Exercise directions »
Determine the number of lines containing the word "this", and state that figure alone.

Record extracts »
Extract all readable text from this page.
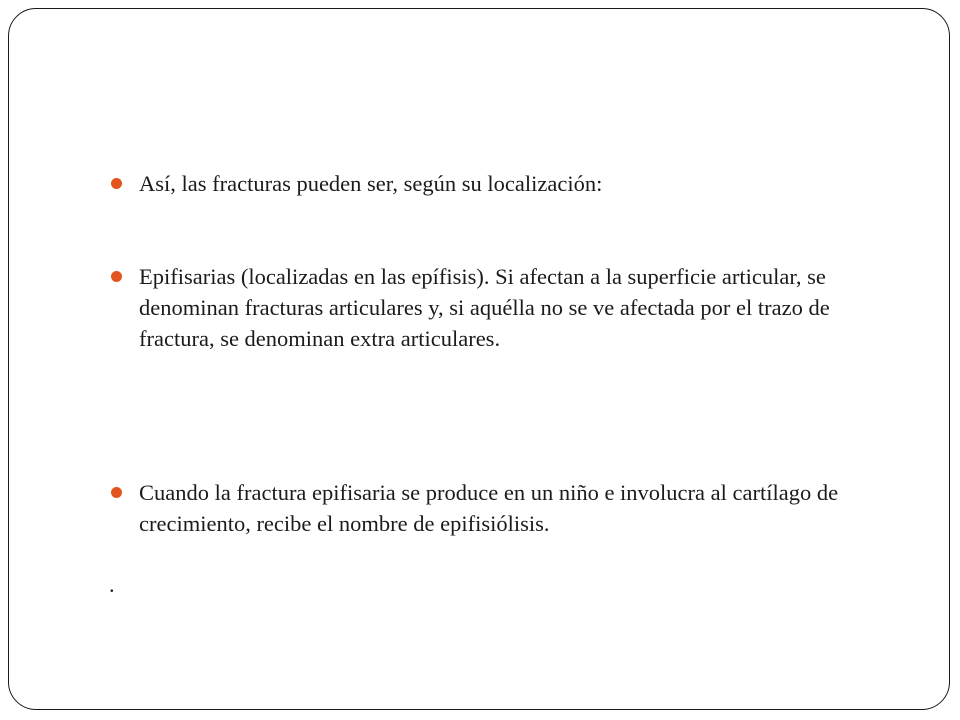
Así, las fracturas pueden ser, según su localización:
Epifisarias (localizadas en las epífisis). Si afectan a la superficie articular, se denominan fracturas articulares y, si aquélla no se ve afectada por el trazo de fractura, se denominan extra articulares.
Cuando la fractura epifisaria se produce en un niño e involucra al cartílago de crecimiento, recibe el nombre de epifisiólisis.
.
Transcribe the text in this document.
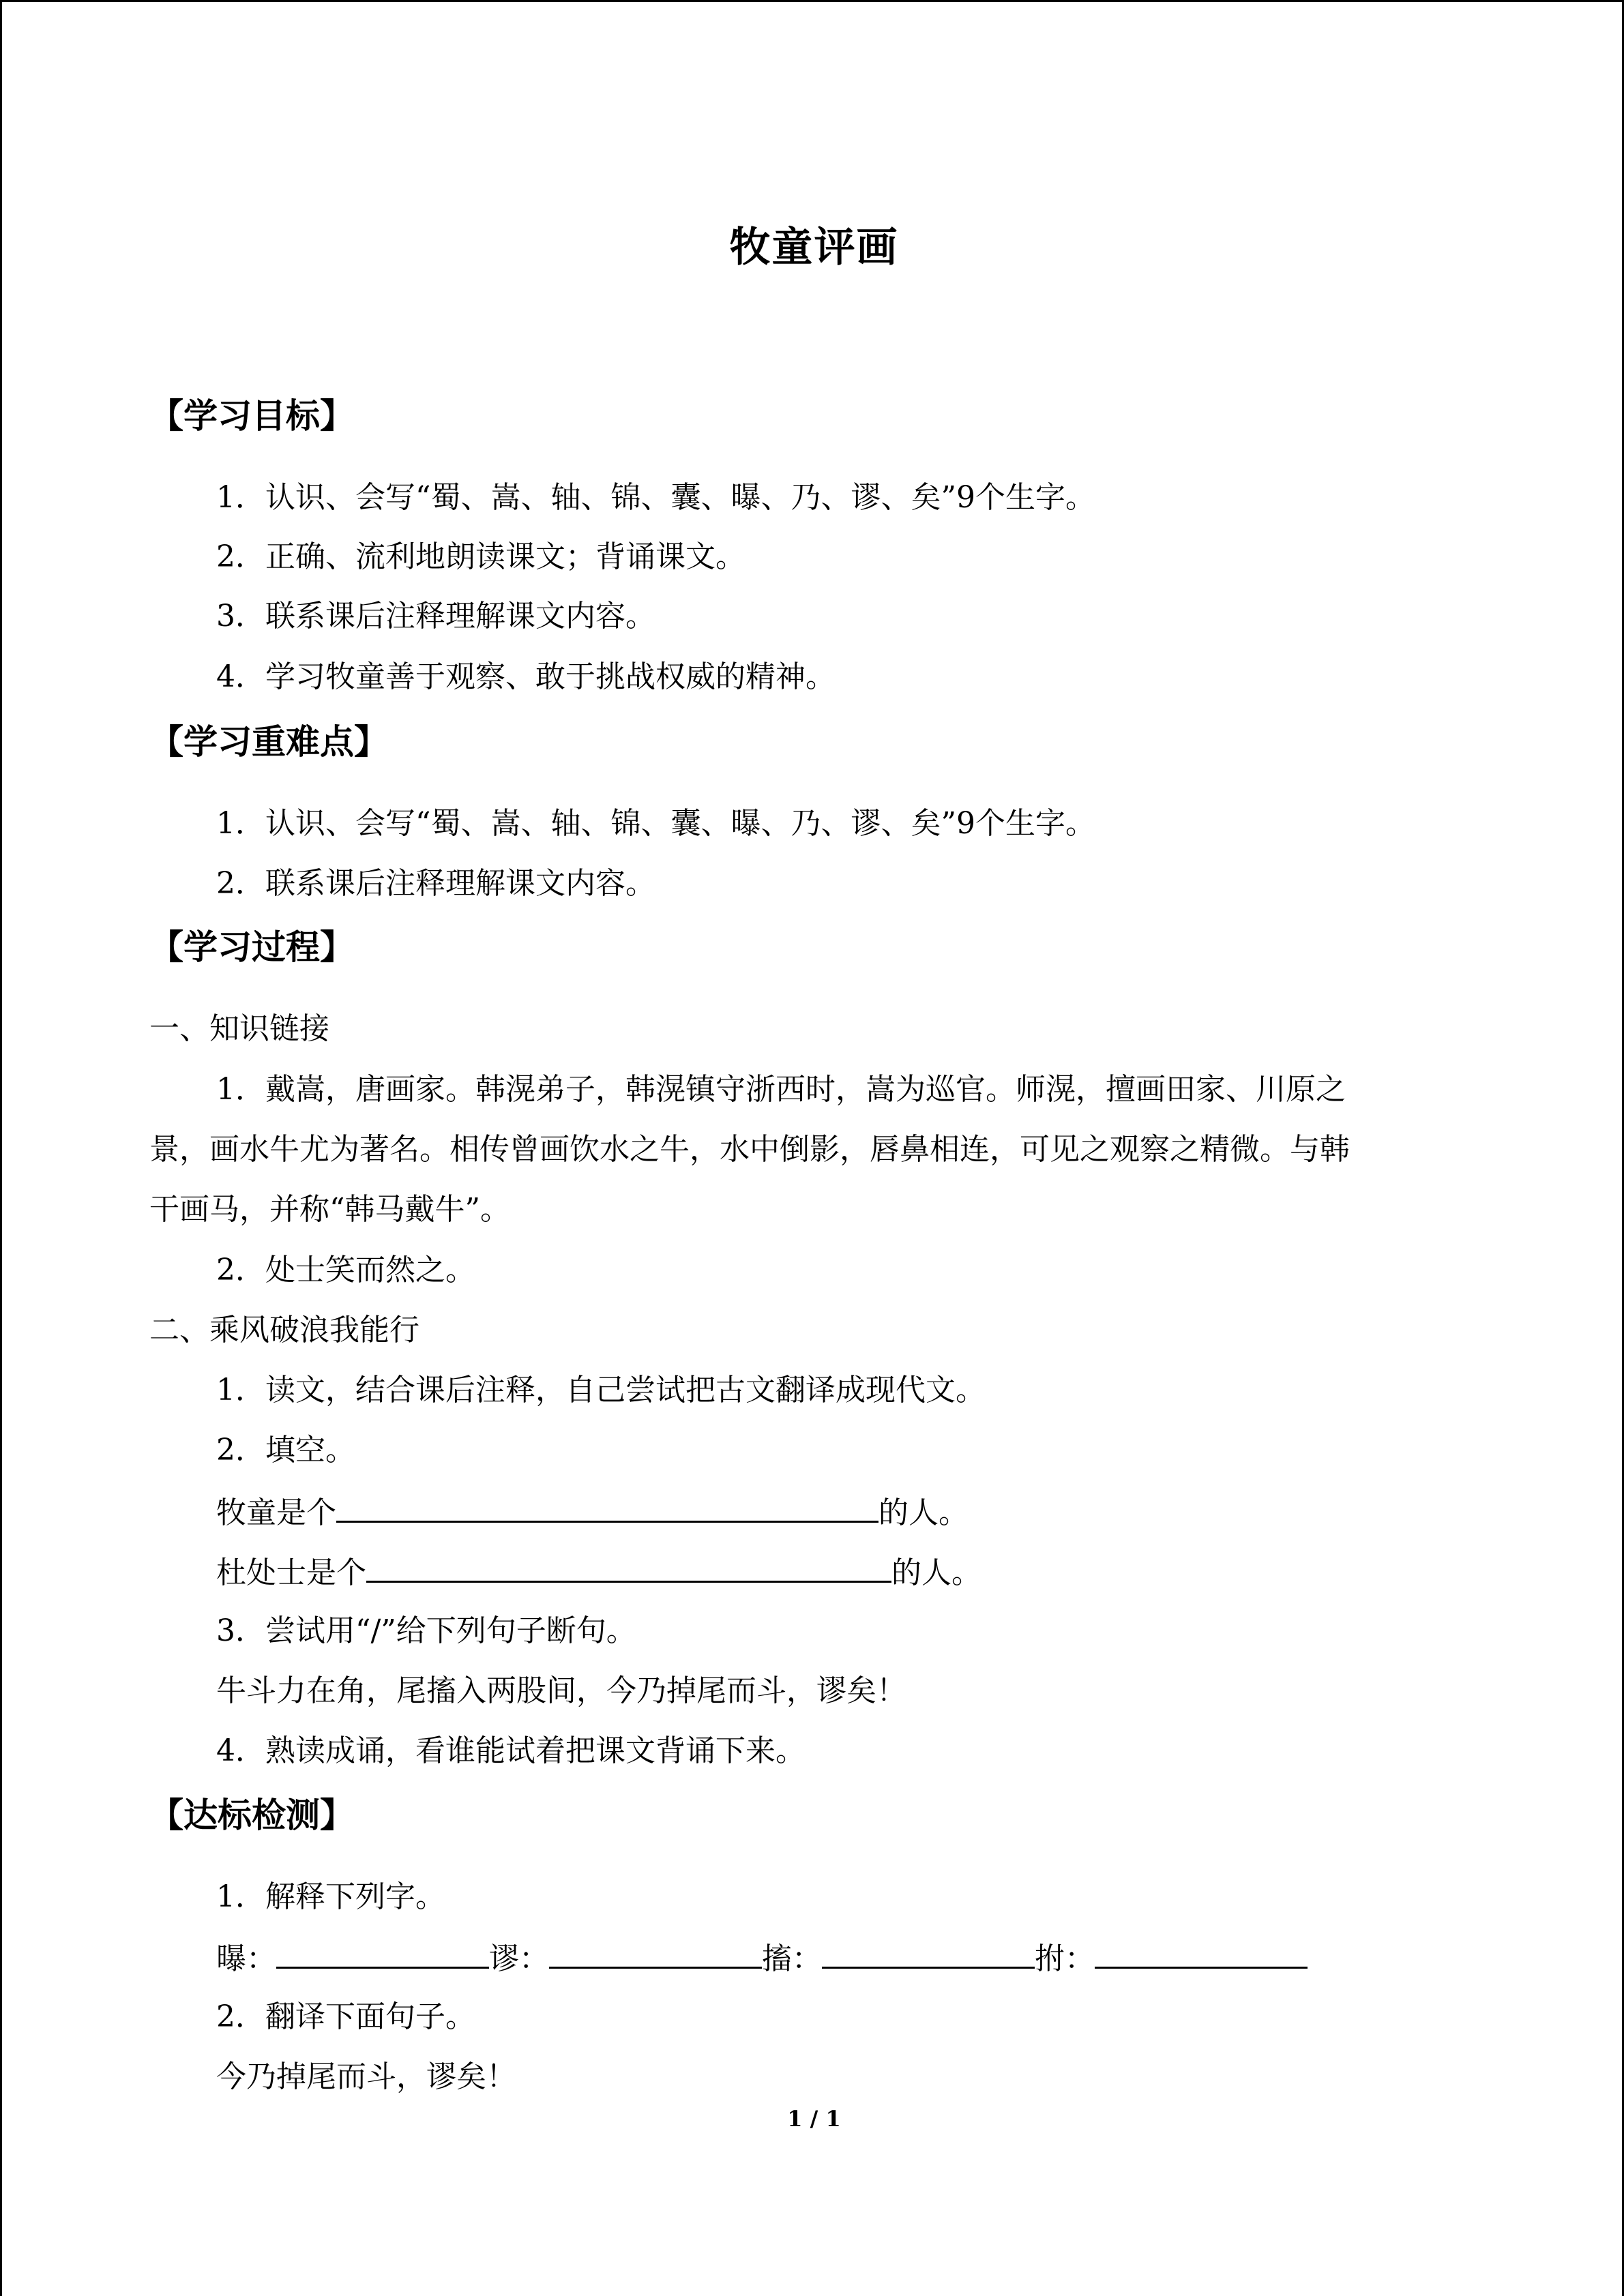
牧童评画
【学习目标】
1．认识、会写“蜀、嵩、轴、锦、囊、曝、乃、谬、矣”9个生字。
2．正确、流利地朗读课文；背诵课文。
3．联系课后注释理解课文内容。
4．学习牧童善于观察、敢于挑战权威的精神。
【学习重难点】
1．认识、会写“蜀、嵩、轴、锦、囊、曝、乃、谬、矣”9个生字。
2．联系课后注释理解课文内容。
【学习过程】
一、知识链接
1．戴嵩，唐画家。韩滉弟子，韩滉镇守浙西时，嵩为巡官。师滉，擅画田家、川原之
景，画水牛尤为著名。相传曾画饮水之牛，水中倒影，唇鼻相连，可见之观察之精微。与韩
干画马，并称“韩马戴牛”。
2．处士笑而然之。
二、乘风破浪我能行
1．读文，结合课后注释，自己尝试把古文翻译成现代文。
2．填空。
牧童是个	的人。
杜处士是个	的人。
3．尝试用“/”给下列句子断句。
牛斗力在角，尾搐入两股间，今乃掉尾而斗，谬矣！
4．熟读成诵，看谁能试着把课文背诵下来。
【达标检测】
1．解释下列字。
曝：	谬：	搐：	拊：
2．翻译下面句子。
今乃掉尾而斗，谬矣！
1 / 1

Task solution »
2